# [TASK]
The listing below should be written out exactly; please include all of it.

# [Stored data entries]
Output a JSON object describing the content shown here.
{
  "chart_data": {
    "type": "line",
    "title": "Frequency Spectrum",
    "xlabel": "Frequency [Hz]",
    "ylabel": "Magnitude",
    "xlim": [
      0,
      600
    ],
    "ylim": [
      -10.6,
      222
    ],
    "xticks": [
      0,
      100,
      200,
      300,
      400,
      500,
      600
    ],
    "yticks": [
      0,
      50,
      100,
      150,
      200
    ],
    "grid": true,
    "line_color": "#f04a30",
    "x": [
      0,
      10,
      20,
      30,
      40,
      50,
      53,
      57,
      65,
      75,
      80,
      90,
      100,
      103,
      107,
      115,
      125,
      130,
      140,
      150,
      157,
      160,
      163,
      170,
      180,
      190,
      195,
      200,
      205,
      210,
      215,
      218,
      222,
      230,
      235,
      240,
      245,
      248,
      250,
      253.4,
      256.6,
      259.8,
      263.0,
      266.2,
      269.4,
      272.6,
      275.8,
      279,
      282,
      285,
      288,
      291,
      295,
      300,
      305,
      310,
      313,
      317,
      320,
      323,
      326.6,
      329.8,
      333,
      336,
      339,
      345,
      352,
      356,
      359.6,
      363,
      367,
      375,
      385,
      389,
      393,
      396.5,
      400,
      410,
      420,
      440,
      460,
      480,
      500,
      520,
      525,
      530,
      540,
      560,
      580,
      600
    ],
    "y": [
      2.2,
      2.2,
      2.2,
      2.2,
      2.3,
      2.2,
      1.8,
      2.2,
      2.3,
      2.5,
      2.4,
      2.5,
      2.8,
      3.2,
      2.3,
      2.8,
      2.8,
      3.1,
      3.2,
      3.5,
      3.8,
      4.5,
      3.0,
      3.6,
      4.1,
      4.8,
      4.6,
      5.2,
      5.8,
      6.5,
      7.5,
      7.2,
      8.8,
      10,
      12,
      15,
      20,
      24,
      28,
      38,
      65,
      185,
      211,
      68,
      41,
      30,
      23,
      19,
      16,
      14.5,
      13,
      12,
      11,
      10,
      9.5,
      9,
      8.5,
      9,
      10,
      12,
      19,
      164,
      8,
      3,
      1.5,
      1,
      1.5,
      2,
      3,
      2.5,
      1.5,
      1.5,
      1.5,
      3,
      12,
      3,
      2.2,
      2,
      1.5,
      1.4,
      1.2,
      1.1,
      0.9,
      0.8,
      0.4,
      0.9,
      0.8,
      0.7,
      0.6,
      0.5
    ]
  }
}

# [COMPLETE RESPONSE]
Output a JSON object describing the content shown here.
{
  "chart_data": {
    "type": "line",
    "title": "Frequency Spectrum",
    "xlabel": "Frequency [Hz]",
    "ylabel": "Magnitude",
    "xlim": [
      0,
      600
    ],
    "ylim": [
      -10.6,
      222
    ],
    "xticks": [
      0,
      100,
      200,
      300,
      400,
      500,
      600
    ],
    "yticks": [
      0,
      50,
      100,
      150,
      200
    ],
    "grid": true,
    "line_color": "#f04a30",
    "x": [
      0,
      10,
      20,
      30,
      40,
      50,
      53,
      57,
      65,
      75,
      80,
      90,
      100,
      103,
      107,
      115,
      125,
      130,
      140,
      150,
      157,
      160,
      163,
      170,
      180,
      190,
      195,
      200,
      205,
      210,
      215,
      218,
      222,
      230,
      235,
      240,
      245,
      248,
      250,
      253.4,
      256.6,
      259.8,
      263.0,
      266.2,
      269.4,
      272.6,
      275.8,
      279,
      282,
      285,
      288,
      291,
      295,
      300,
      305,
      310,
      313,
      317,
      320,
      323,
      326.6,
      329.8,
      333,
      336,
      339,
      345,
      352,
      356,
      359.6,
      363,
      367,
      375,
      385,
      389,
      393,
      396.5,
      400,
      410,
      420,
      440,
      460,
      480,
      500,
      520,
      525,
      530,
      540,
      560,
      580,
      600
    ],
    "y": [
      2.2,
      2.2,
      2.2,
      2.2,
      2.3,
      2.2,
      1.8,
      2.2,
      2.3,
      2.5,
      2.4,
      2.5,
      2.8,
      3.2,
      2.3,
      2.8,
      2.8,
      3.1,
      3.2,
      3.5,
      3.8,
      4.5,
      3.0,
      3.6,
      4.1,
      4.8,
      4.6,
      5.2,
      5.8,
      6.5,
      7.5,
      7.2,
      8.8,
      10,
      12,
      15,
      20,
      24,
      28,
      38,
      65,
      185,
      211,
      68,
      41,
      30,
      23,
      19,
      16,
      14.5,
      13,
      12,
      11,
      10,
      9.5,
      9,
      8.5,
      9,
      10,
      12,
      19,
      164,
      8,
      3,
      1.5,
      1,
      1.5,
      2,
      3,
      2.5,
      1.5,
      1.5,
      1.5,
      3,
      12,
      3,
      2.2,
      2,
      1.5,
      1.4,
      1.2,
      1.1,
      0.9,
      0.8,
      0.4,
      0.9,
      0.8,
      0.7,
      0.6,
      0.5
    ]
  }
}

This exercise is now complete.